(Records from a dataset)

# # #

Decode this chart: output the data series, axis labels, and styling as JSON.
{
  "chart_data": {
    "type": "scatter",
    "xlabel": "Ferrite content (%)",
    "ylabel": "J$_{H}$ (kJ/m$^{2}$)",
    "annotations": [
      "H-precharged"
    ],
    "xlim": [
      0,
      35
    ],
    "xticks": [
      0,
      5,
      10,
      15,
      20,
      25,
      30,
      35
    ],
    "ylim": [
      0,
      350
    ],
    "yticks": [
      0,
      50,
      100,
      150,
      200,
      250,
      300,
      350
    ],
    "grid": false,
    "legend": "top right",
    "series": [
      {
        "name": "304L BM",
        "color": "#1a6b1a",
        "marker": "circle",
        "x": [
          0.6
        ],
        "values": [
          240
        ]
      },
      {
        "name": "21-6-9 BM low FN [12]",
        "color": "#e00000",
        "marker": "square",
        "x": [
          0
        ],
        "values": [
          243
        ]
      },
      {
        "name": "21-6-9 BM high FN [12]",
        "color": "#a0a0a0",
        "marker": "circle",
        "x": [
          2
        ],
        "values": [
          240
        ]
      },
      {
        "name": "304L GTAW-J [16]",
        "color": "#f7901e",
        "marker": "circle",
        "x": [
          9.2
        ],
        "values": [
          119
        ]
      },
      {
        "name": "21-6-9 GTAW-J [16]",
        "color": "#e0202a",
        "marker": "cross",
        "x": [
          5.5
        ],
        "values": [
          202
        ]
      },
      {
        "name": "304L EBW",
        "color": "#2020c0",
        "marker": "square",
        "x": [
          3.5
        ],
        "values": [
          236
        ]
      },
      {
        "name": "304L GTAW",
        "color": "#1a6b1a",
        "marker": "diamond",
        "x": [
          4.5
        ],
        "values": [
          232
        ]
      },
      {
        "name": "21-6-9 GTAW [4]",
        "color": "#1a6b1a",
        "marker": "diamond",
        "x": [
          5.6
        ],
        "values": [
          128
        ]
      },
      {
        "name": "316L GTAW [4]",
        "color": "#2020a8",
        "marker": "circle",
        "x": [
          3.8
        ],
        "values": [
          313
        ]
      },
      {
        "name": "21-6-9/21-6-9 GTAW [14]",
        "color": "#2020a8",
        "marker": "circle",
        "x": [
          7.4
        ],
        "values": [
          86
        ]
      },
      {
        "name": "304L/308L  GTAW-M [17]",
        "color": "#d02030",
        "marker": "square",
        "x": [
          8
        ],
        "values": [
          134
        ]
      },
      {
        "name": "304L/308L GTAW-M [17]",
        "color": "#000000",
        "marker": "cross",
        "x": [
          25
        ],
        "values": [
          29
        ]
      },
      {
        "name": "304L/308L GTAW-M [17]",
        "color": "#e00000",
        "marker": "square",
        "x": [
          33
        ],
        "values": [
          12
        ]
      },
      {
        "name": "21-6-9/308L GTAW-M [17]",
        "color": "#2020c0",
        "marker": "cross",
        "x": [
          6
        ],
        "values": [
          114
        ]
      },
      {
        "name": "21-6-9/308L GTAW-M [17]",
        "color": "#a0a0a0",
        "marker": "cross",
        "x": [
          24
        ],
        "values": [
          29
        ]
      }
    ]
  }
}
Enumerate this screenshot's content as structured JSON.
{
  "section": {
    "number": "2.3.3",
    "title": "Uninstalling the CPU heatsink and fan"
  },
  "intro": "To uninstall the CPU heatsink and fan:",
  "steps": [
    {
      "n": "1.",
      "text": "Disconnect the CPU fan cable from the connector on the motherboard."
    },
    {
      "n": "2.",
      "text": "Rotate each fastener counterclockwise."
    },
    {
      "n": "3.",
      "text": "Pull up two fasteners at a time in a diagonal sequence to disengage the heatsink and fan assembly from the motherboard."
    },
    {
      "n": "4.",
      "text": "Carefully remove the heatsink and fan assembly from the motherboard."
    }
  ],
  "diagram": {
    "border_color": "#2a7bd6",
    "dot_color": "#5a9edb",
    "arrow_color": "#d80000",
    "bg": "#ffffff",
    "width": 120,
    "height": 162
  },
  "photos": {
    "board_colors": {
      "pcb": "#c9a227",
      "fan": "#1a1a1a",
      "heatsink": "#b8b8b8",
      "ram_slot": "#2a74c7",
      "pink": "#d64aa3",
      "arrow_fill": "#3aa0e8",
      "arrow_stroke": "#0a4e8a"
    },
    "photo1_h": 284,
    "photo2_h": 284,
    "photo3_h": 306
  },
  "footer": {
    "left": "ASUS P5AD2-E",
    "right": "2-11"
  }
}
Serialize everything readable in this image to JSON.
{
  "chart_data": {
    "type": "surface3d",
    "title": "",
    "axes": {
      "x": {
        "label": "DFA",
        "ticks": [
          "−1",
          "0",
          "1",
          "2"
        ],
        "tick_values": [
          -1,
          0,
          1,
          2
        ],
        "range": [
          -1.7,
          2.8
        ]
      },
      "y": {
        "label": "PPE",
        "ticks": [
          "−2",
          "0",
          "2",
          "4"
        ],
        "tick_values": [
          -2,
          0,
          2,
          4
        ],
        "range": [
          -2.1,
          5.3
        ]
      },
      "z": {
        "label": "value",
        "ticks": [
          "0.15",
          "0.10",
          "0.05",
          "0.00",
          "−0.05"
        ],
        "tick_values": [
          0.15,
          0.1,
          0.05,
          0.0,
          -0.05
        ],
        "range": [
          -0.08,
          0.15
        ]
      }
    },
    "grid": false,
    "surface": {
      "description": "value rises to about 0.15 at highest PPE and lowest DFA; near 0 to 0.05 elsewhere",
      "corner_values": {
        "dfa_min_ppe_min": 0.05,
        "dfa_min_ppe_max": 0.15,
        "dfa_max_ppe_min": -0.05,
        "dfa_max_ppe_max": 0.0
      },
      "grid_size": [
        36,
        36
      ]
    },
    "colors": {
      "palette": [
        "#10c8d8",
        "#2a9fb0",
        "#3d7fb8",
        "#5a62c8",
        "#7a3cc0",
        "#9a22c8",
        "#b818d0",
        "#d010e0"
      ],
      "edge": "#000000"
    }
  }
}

# # #

(What the task requires): Extract every line of the records above that contains the word "title".

(Answer):
    "title": "Uninstalling the CPU heatsink and fan"
    "title": "",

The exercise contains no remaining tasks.